Written exercise
Each entry below should be reproduced character for character.

Data for this exercise
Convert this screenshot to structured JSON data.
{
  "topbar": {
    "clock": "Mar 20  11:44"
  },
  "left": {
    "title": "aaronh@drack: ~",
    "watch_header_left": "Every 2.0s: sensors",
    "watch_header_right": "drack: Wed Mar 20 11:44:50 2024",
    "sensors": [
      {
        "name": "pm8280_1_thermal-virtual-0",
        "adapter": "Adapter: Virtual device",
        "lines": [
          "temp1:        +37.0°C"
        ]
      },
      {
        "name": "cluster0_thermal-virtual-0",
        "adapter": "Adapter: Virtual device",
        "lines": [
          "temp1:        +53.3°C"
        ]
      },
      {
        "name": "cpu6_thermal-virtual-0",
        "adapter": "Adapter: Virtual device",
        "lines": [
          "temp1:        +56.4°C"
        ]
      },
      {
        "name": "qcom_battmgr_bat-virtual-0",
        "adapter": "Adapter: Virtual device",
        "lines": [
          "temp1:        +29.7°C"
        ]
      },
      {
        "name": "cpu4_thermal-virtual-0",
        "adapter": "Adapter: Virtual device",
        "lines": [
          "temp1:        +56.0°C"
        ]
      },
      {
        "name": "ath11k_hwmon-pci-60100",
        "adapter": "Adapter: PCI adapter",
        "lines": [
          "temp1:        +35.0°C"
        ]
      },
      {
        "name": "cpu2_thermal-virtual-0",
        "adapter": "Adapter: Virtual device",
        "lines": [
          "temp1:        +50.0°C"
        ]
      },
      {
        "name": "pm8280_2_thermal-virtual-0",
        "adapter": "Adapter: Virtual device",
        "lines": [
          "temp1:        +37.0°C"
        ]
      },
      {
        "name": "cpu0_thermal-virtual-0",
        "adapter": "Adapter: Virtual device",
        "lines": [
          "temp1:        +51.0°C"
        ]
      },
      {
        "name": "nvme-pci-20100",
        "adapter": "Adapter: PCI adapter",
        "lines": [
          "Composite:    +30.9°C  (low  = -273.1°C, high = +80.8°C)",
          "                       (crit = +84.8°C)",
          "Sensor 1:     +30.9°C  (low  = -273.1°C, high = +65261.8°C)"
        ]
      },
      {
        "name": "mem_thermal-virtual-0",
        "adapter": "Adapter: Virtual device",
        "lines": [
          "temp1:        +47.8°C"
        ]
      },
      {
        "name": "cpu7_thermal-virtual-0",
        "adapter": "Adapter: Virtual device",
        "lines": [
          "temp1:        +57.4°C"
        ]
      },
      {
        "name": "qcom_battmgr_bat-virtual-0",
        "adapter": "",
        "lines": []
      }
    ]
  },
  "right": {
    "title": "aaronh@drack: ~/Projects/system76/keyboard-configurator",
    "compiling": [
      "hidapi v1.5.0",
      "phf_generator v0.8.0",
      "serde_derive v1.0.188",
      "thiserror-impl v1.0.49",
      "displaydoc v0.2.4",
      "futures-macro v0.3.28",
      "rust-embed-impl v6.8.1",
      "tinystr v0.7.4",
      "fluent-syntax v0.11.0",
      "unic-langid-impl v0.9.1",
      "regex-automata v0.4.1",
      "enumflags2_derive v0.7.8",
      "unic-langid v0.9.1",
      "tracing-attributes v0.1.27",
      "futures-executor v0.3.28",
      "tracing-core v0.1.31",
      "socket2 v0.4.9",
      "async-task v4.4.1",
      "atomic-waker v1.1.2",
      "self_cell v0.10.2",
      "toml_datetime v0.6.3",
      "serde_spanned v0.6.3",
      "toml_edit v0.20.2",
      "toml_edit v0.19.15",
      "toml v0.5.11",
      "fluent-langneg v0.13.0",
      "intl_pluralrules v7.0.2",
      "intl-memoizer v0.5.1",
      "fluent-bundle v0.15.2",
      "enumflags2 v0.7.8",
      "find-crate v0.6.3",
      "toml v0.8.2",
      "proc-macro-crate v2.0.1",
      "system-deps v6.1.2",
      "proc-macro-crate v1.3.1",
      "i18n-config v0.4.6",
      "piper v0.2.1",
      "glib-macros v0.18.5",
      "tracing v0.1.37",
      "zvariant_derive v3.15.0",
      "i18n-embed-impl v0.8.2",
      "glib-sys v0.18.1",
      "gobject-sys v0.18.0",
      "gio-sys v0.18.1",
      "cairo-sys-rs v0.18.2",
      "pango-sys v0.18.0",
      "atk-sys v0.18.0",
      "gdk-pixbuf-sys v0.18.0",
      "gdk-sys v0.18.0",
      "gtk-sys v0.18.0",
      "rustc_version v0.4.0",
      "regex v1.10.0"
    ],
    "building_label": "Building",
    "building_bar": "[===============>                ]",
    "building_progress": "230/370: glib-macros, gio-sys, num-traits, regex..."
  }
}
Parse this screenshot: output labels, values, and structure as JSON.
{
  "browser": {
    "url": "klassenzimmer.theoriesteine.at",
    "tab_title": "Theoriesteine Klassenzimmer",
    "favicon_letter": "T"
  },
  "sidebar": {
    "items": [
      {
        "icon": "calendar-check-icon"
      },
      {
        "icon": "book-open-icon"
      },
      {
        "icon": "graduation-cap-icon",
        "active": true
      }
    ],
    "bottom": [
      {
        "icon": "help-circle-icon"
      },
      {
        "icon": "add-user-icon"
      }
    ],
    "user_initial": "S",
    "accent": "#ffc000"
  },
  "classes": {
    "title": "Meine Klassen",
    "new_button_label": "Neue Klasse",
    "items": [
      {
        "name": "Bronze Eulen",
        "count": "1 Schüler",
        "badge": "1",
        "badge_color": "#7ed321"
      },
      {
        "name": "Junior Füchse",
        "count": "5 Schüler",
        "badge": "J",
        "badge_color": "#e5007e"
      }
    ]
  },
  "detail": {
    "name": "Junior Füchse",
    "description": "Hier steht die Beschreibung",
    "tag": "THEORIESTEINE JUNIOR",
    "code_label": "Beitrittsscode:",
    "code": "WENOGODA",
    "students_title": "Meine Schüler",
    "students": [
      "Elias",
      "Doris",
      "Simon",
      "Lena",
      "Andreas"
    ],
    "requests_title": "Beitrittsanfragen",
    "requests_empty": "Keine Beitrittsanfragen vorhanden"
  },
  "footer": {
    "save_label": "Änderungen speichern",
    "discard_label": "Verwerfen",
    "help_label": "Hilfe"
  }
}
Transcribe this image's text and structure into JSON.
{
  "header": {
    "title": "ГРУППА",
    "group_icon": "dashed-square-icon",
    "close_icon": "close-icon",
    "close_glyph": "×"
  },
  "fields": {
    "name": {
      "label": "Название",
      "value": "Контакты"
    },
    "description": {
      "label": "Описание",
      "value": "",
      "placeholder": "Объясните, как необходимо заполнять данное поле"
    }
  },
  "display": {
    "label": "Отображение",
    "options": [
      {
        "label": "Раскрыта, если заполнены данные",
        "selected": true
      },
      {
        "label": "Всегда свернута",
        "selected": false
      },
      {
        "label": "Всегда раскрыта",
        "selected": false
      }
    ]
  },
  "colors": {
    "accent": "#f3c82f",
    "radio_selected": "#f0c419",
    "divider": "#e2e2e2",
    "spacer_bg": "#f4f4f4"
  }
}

Exercise output
Convert this screenshot to structured JSON data.
{
  "topbar": {
    "clock": "Mar 20  11:44"
  },
  "left": {
    "title": "aaronh@drack: ~",
    "watch_header_left": "Every 2.0s: sensors",
    "watch_header_right": "drack: Wed Mar 20 11:44:50 2024",
    "sensors": [
      {
        "name": "pm8280_1_thermal-virtual-0",
        "adapter": "Adapter: Virtual device",
        "lines": [
          "temp1:        +37.0°C"
        ]
      },
      {
        "name": "cluster0_thermal-virtual-0",
        "adapter": "Adapter: Virtual device",
        "lines": [
          "temp1:        +53.3°C"
        ]
      },
      {
        "name": "cpu6_thermal-virtual-0",
        "adapter": "Adapter: Virtual device",
        "lines": [
          "temp1:        +56.4°C"
        ]
      },
      {
        "name": "qcom_battmgr_bat-virtual-0",
        "adapter": "Adapter: Virtual device",
        "lines": [
          "temp1:        +29.7°C"
        ]
      },
      {
        "name": "cpu4_thermal-virtual-0",
        "adapter": "Adapter: Virtual device",
        "lines": [
          "temp1:        +56.0°C"
        ]
      },
      {
        "name": "ath11k_hwmon-pci-60100",
        "adapter": "Adapter: PCI adapter",
        "lines": [
          "temp1:        +35.0°C"
        ]
      },
      {
        "name": "cpu2_thermal-virtual-0",
        "adapter": "Adapter: Virtual device",
        "lines": [
          "temp1:        +50.0°C"
        ]
      },
      {
        "name": "pm8280_2_thermal-virtual-0",
        "adapter": "Adapter: Virtual device",
        "lines": [
          "temp1:        +37.0°C"
        ]
      },
      {
        "name": "cpu0_thermal-virtual-0",
        "adapter": "Adapter: Virtual device",
        "lines": [
          "temp1:        +51.0°C"
        ]
      },
      {
        "name": "nvme-pci-20100",
        "adapter": "Adapter: PCI adapter",
        "lines": [
          "Composite:    +30.9°C  (low  = -273.1°C, high = +80.8°C)",
          "                       (crit = +84.8°C)",
          "Sensor 1:     +30.9°C  (low  = -273.1°C, high = +65261.8°C)"
        ]
      },
      {
        "name": "mem_thermal-virtual-0",
        "adapter": "Adapter: Virtual device",
        "lines": [
          "temp1:        +47.8°C"
        ]
      },
      {
        "name": "cpu7_thermal-virtual-0",
        "adapter": "Adapter: Virtual device",
        "lines": [
          "temp1:        +57.4°C"
        ]
      },
      {
        "name": "qcom_battmgr_bat-virtual-0",
        "adapter": "",
        "lines": []
      }
    ]
  },
  "right": {
    "title": "aaronh@drack: ~/Projects/system76/keyboard-configurator",
    "compiling": [
      "hidapi v1.5.0",
      "phf_generator v0.8.0",
      "serde_derive v1.0.188",
      "thiserror-impl v1.0.49",
      "displaydoc v0.2.4",
      "futures-macro v0.3.28",
      "rust-embed-impl v6.8.1",
      "tinystr v0.7.4",
      "fluent-syntax v0.11.0",
      "unic-langid-impl v0.9.1",
      "regex-automata v0.4.1",
      "enumflags2_derive v0.7.8",
      "unic-langid v0.9.1",
      "tracing-attributes v0.1.27",
      "futures-executor v0.3.28",
      "tracing-core v0.1.31",
      "socket2 v0.4.9",
      "async-task v4.4.1",
      "atomic-waker v1.1.2",
      "self_cell v0.10.2",
      "toml_datetime v0.6.3",
      "serde_spanned v0.6.3",
      "toml_edit v0.20.2",
      "toml_edit v0.19.15",
      "toml v0.5.11",
      "fluent-langneg v0.13.0",
      "intl_pluralrules v7.0.2",
      "intl-memoizer v0.5.1",
      "fluent-bundle v0.15.2",
      "enumflags2 v0.7.8",
      "find-crate v0.6.3",
      "toml v0.8.2",
      "proc-macro-crate v2.0.1",
      "system-deps v6.1.2",
      "proc-macro-crate v1.3.1",
      "i18n-config v0.4.6",
      "piper v0.2.1",
      "glib-macros v0.18.5",
      "tracing v0.1.37",
      "zvariant_derive v3.15.0",
      "i18n-embed-impl v0.8.2",
      "glib-sys v0.18.1",
      "gobject-sys v0.18.0",
      "gio-sys v0.18.1",
      "cairo-sys-rs v0.18.2",
      "pango-sys v0.18.0",
      "atk-sys v0.18.0",
      "gdk-pixbuf-sys v0.18.0",
      "gdk-sys v0.18.0",
      "gtk-sys v0.18.0",
      "rustc_version v0.4.0",
      "regex v1.10.0"
    ],
    "building_label": "Building",
    "building_bar": "[===============>                ]",
    "building_progress": "230/370: glib-macros, gio-sys, num-traits, regex..."
  }
}
Parse this screenshot: output labels, values, and structure as JSON.
{
  "browser": {
    "url": "klassenzimmer.theoriesteine.at",
    "tab_title": "Theoriesteine Klassenzimmer",
    "favicon_letter": "T"
  },
  "sidebar": {
    "items": [
      {
        "icon": "calendar-check-icon"
      },
      {
        "icon": "book-open-icon"
      },
      {
        "icon": "graduation-cap-icon",
        "active": true
      }
    ],
    "bottom": [
      {
        "icon": "help-circle-icon"
      },
      {
        "icon": "add-user-icon"
      }
    ],
    "user_initial": "S",
    "accent": "#ffc000"
  },
  "classes": {
    "title": "Meine Klassen",
    "new_button_label": "Neue Klasse",
    "items": [
      {
        "name": "Bronze Eulen",
        "count": "1 Schüler",
        "badge": "1",
        "badge_color": "#7ed321"
      },
      {
        "name": "Junior Füchse",
        "count": "5 Schüler",
        "badge": "J",
        "badge_color": "#e5007e"
      }
    ]
  },
  "detail": {
    "name": "Junior Füchse",
    "description": "Hier steht die Beschreibung",
    "tag": "THEORIESTEINE JUNIOR",
    "code_label": "Beitrittsscode:",
    "code": "WENOGODA",
    "students_title": "Meine Schüler",
    "students": [
      "Elias",
      "Doris",
      "Simon",
      "Lena",
      "Andreas"
    ],
    "requests_title": "Beitrittsanfragen",
    "requests_empty": "Keine Beitrittsanfragen vorhanden"
  },
  "footer": {
    "save_label": "Änderungen speichern",
    "discard_label": "Verwerfen",
    "help_label": "Hilfe"
  }
}
Transcribe this image's text and structure into JSON.
{
  "header": {
    "title": "ГРУППА",
    "group_icon": "dashed-square-icon",
    "close_icon": "close-icon",
    "close_glyph": "×"
  },
  "fields": {
    "name": {
      "label": "Название",
      "value": "Контакты"
    },
    "description": {
      "label": "Описание",
      "value": "",
      "placeholder": "Объясните, как необходимо заполнять данное поле"
    }
  },
  "display": {
    "label": "Отображение",
    "options": [
      {
        "label": "Раскрыта, если заполнены данные",
        "selected": true
      },
      {
        "label": "Всегда свернута",
        "selected": false
      },
      {
        "label": "Всегда раскрыта",
        "selected": false
      }
    ]
  },
  "colors": {
    "accent": "#f3c82f",
    "radio_selected": "#f0c419",
    "divider": "#e2e2e2",
    "spacer_bg": "#f4f4f4"
  }
}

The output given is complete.